▶ _WHAT THE TASK REQUIRES_:
Copy the following lines verbatim.

▶ _EXERCISE INPUTS_:
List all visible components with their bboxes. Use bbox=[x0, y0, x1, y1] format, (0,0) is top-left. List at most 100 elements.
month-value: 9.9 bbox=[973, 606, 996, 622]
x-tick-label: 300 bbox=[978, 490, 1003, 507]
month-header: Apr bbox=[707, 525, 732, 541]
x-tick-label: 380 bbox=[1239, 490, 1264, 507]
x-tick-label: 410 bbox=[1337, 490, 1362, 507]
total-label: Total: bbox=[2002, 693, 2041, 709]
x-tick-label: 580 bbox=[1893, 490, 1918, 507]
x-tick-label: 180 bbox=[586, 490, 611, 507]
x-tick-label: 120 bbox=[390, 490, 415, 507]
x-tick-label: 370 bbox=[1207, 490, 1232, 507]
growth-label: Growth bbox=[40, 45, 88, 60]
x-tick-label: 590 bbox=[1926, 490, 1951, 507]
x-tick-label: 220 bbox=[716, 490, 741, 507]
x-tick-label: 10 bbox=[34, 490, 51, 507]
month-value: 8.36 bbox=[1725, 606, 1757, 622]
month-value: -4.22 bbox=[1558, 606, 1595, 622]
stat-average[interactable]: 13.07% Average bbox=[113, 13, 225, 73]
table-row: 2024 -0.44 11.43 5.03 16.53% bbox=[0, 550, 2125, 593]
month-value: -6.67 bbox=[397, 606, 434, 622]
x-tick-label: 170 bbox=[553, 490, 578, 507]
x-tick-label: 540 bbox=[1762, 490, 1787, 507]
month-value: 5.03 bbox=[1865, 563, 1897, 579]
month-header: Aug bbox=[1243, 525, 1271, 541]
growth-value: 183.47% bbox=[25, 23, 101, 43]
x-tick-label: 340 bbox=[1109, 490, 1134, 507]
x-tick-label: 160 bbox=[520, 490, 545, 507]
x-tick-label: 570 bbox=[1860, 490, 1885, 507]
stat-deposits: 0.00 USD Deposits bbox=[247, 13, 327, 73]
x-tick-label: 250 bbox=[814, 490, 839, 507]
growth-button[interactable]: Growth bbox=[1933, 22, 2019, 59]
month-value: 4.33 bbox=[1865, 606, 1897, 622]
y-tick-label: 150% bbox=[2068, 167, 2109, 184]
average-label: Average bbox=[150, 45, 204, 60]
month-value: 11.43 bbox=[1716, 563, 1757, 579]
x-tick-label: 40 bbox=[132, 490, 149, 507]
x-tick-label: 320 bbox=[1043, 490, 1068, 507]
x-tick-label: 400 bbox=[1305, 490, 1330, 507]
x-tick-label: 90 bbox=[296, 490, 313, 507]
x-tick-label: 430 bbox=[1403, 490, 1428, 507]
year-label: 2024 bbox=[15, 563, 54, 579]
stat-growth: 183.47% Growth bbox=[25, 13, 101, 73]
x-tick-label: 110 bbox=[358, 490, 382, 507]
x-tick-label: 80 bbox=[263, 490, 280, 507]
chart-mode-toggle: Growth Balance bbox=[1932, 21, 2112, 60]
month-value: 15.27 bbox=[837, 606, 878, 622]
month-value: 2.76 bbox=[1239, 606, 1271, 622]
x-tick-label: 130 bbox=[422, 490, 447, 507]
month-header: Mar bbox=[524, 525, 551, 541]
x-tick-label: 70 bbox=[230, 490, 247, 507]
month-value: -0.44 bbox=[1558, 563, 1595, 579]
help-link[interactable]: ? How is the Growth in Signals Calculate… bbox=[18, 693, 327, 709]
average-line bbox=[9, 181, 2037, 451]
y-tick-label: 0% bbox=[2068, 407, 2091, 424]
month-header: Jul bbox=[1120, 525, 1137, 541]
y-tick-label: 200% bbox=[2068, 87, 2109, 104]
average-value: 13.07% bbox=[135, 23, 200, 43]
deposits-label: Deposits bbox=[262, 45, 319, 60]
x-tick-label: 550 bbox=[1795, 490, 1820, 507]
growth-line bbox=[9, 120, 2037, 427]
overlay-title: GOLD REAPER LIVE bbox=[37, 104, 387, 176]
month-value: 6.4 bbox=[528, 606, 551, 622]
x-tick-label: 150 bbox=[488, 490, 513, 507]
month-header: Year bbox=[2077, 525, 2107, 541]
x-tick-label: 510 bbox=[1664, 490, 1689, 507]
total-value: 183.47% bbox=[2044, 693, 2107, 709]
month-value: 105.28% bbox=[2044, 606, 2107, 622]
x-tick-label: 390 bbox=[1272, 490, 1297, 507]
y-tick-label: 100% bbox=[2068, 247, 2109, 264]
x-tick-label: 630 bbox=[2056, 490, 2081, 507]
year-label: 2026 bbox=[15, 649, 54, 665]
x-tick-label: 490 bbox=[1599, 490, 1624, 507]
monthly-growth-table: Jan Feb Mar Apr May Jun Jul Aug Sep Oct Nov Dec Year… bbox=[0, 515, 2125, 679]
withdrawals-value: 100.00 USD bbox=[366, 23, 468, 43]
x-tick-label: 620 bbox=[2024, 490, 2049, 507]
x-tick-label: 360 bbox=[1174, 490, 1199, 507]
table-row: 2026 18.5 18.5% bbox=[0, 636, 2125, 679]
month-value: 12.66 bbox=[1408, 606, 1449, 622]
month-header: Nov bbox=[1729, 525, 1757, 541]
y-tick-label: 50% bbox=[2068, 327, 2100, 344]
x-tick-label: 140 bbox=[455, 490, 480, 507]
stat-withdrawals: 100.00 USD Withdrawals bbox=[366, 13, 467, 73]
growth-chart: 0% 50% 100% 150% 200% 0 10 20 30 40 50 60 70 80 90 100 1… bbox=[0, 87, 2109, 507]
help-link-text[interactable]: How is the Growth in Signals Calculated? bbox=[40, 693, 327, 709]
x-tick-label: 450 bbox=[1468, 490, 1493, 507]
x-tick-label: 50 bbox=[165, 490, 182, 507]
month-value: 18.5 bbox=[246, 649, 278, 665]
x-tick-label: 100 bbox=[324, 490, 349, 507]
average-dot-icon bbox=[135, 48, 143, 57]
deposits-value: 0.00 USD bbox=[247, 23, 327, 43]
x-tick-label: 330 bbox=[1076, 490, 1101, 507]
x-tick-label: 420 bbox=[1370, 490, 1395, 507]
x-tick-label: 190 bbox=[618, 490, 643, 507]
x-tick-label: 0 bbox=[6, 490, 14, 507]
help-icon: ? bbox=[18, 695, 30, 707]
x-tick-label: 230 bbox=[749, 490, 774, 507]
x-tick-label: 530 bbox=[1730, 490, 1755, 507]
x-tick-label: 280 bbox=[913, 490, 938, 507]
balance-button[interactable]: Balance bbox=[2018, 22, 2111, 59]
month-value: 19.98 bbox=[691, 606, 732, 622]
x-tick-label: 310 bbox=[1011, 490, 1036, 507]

▶ _RESPONSE TO THIS EXERCISE_:
List all visible components with their bboxes. Use bbox=[x0, y0, x1, y1] format, (0,0) is top-left. List at most 100 elements.
month-value: 9.9 bbox=[973, 606, 996, 622]
x-tick-label: 300 bbox=[978, 490, 1003, 507]
month-header: Apr bbox=[707, 525, 732, 541]
x-tick-label: 380 bbox=[1239, 490, 1264, 507]
x-tick-label: 410 bbox=[1337, 490, 1362, 507]
total-label: Total: bbox=[2002, 693, 2041, 709]
x-tick-label: 580 bbox=[1893, 490, 1918, 507]
x-tick-label: 180 bbox=[586, 490, 611, 507]
x-tick-label: 120 bbox=[390, 490, 415, 507]
x-tick-label: 370 bbox=[1207, 490, 1232, 507]
growth-label: Growth bbox=[40, 45, 88, 60]
x-tick-label: 590 bbox=[1926, 490, 1951, 507]
x-tick-label: 220 bbox=[716, 490, 741, 507]
x-tick-label: 10 bbox=[34, 490, 51, 507]
month-value: 8.36 bbox=[1725, 606, 1757, 622]
month-value: -4.22 bbox=[1558, 606, 1595, 622]
stat-average[interactable]: 13.07% Average bbox=[113, 13, 225, 73]
table-row: 2024 -0.44 11.43 5.03 16.53% bbox=[0, 550, 2125, 593]
month-value: -6.67 bbox=[397, 606, 434, 622]
x-tick-label: 170 bbox=[553, 490, 578, 507]
x-tick-label: 540 bbox=[1762, 490, 1787, 507]
month-value: 5.03 bbox=[1865, 563, 1897, 579]
month-header: Aug bbox=[1243, 525, 1271, 541]
growth-value: 183.47% bbox=[25, 23, 101, 43]
x-tick-label: 340 bbox=[1109, 490, 1134, 507]
x-tick-label: 160 bbox=[520, 490, 545, 507]
x-tick-label: 570 bbox=[1860, 490, 1885, 507]
stat-deposits: 0.00 USD Deposits bbox=[247, 13, 327, 73]
x-tick-label: 250 bbox=[814, 490, 839, 507]
growth-button[interactable]: Growth bbox=[1933, 22, 2019, 59]
month-value: 4.33 bbox=[1865, 606, 1897, 622]
y-tick-label: 150% bbox=[2068, 167, 2109, 184]
average-label: Average bbox=[150, 45, 204, 60]
month-value: 11.43 bbox=[1716, 563, 1757, 579]
x-tick-label: 40 bbox=[132, 490, 149, 507]
x-tick-label: 320 bbox=[1043, 490, 1068, 507]
x-tick-label: 400 bbox=[1305, 490, 1330, 507]
x-tick-label: 90 bbox=[296, 490, 313, 507]
x-tick-label: 430 bbox=[1403, 490, 1428, 507]
year-label: 2024 bbox=[15, 563, 54, 579]
stat-growth: 183.47% Growth bbox=[25, 13, 101, 73]
x-tick-label: 110 bbox=[358, 490, 382, 507]
x-tick-label: 80 bbox=[263, 490, 280, 507]
chart-mode-toggle: Growth Balance bbox=[1932, 21, 2112, 60]
month-value: 15.27 bbox=[837, 606, 878, 622]
month-value: 2.76 bbox=[1239, 606, 1271, 622]
x-tick-label: 130 bbox=[422, 490, 447, 507]
month-header: Mar bbox=[524, 525, 551, 541]
x-tick-label: 70 bbox=[230, 490, 247, 507]
month-value: -0.44 bbox=[1558, 563, 1595, 579]
help-link[interactable]: ? How is the Growth in Signals Calculate… bbox=[18, 693, 327, 709]
average-line bbox=[9, 181, 2037, 451]
y-tick-label: 0% bbox=[2068, 407, 2091, 424]
month-header: Jul bbox=[1120, 525, 1137, 541]
y-tick-label: 200% bbox=[2068, 87, 2109, 104]
average-value: 13.07% bbox=[135, 23, 200, 43]
deposits-label: Deposits bbox=[262, 45, 319, 60]
x-tick-label: 550 bbox=[1795, 490, 1820, 507]
growth-line bbox=[9, 120, 2037, 427]
overlay-title: GOLD REAPER LIVE bbox=[37, 104, 387, 176]
month-value: 6.4 bbox=[528, 606, 551, 622]
x-tick-label: 150 bbox=[488, 490, 513, 507]
month-header: Year bbox=[2077, 525, 2107, 541]
x-tick-label: 510 bbox=[1664, 490, 1689, 507]
total-value: 183.47% bbox=[2044, 693, 2107, 709]
month-value: 105.28% bbox=[2044, 606, 2107, 622]
x-tick-label: 390 bbox=[1272, 490, 1297, 507]
y-tick-label: 100% bbox=[2068, 247, 2109, 264]
x-tick-label: 630 bbox=[2056, 490, 2081, 507]
year-label: 2026 bbox=[15, 649, 54, 665]
x-tick-label: 490 bbox=[1599, 490, 1624, 507]
monthly-growth-table: Jan Feb Mar Apr May Jun Jul Aug Sep Oct Nov Dec Year… bbox=[0, 515, 2125, 679]
withdrawals-value: 100.00 USD bbox=[366, 23, 468, 43]
x-tick-label: 620 bbox=[2024, 490, 2049, 507]
x-tick-label: 360 bbox=[1174, 490, 1199, 507]
table-row: 2026 18.5 18.5% bbox=[0, 636, 2125, 679]
month-value: 12.66 bbox=[1408, 606, 1449, 622]
month-header: Nov bbox=[1729, 525, 1757, 541]
y-tick-label: 50% bbox=[2068, 327, 2100, 344]
x-tick-label: 140 bbox=[455, 490, 480, 507]
stat-withdrawals: 100.00 USD Withdrawals bbox=[366, 13, 467, 73]
growth-chart: 0% 50% 100% 150% 200% 0 10 20 30 40 50 60 70 80 90 100 1… bbox=[0, 87, 2109, 507]
help-link-text[interactable]: How is the Growth in Signals Calculated? bbox=[40, 693, 327, 709]
x-tick-label: 450 bbox=[1468, 490, 1493, 507]
x-tick-label: 50 bbox=[165, 490, 182, 507]
month-value: 18.5 bbox=[246, 649, 278, 665]
x-tick-label: 100 bbox=[324, 490, 349, 507]
average-dot-icon bbox=[135, 48, 143, 57]
deposits-value: 0.00 USD bbox=[247, 23, 327, 43]
x-tick-label: 330 bbox=[1076, 490, 1101, 507]
x-tick-label: 420 bbox=[1370, 490, 1395, 507]
x-tick-label: 190 bbox=[618, 490, 643, 507]
x-tick-label: 0 bbox=[6, 490, 14, 507]
help-icon: ? bbox=[18, 695, 30, 707]
x-tick-label: 230 bbox=[749, 490, 774, 507]
x-tick-label: 530 bbox=[1730, 490, 1755, 507]
x-tick-label: 280 bbox=[913, 490, 938, 507]
balance-button[interactable]: Balance bbox=[2018, 22, 2111, 59]
month-value: 19.98 bbox=[691, 606, 732, 622]
x-tick-label: 310 bbox=[1011, 490, 1036, 507]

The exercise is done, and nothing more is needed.